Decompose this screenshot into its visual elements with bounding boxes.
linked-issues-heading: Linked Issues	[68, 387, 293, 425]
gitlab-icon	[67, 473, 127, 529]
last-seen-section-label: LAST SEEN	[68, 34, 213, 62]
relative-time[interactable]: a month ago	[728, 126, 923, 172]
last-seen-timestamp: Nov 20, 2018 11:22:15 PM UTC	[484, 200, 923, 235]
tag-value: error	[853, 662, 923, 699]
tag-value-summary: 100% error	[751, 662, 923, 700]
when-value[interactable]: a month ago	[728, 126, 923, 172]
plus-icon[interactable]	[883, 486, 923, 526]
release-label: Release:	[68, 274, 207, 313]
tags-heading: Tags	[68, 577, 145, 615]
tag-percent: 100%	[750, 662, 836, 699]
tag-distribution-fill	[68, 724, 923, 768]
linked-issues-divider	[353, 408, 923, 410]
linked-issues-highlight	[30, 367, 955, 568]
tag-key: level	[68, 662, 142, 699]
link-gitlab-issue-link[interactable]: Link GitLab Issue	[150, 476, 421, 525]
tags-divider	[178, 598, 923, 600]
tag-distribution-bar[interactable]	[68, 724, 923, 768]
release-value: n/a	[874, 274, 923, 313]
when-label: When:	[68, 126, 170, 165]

-*-

### Set exercise
Reproduce the full listing above verbatim, keeping every line and character unchanged.

### Written response
Decompose this screenshot into its visual elements with bounding boxes.
linked-issues-heading: Linked Issues	[68, 387, 293, 425]
gitlab-icon	[67, 473, 127, 529]
last-seen-section-label: LAST SEEN	[68, 34, 213, 62]
relative-time[interactable]: a month ago	[728, 126, 923, 172]
last-seen-timestamp: Nov 20, 2018 11:22:15 PM UTC	[484, 200, 923, 235]
tag-value: error	[853, 662, 923, 699]
tag-value-summary: 100% error	[751, 662, 923, 700]
when-value[interactable]: a month ago	[728, 126, 923, 172]
plus-icon[interactable]	[883, 486, 923, 526]
release-label: Release:	[68, 274, 207, 313]
tags-heading: Tags	[68, 577, 145, 615]
tag-percent: 100%	[750, 662, 836, 699]
tag-distribution-fill	[68, 724, 923, 768]
linked-issues-divider	[353, 408, 923, 410]
linked-issues-highlight	[30, 367, 955, 568]
tag-key: level	[68, 662, 142, 699]
link-gitlab-issue-link[interactable]: Link GitLab Issue	[150, 476, 421, 525]
tags-divider	[178, 598, 923, 600]
tag-distribution-bar[interactable]	[68, 724, 923, 768]
release-value: n/a	[874, 274, 923, 313]
when-label: When:	[68, 126, 170, 165]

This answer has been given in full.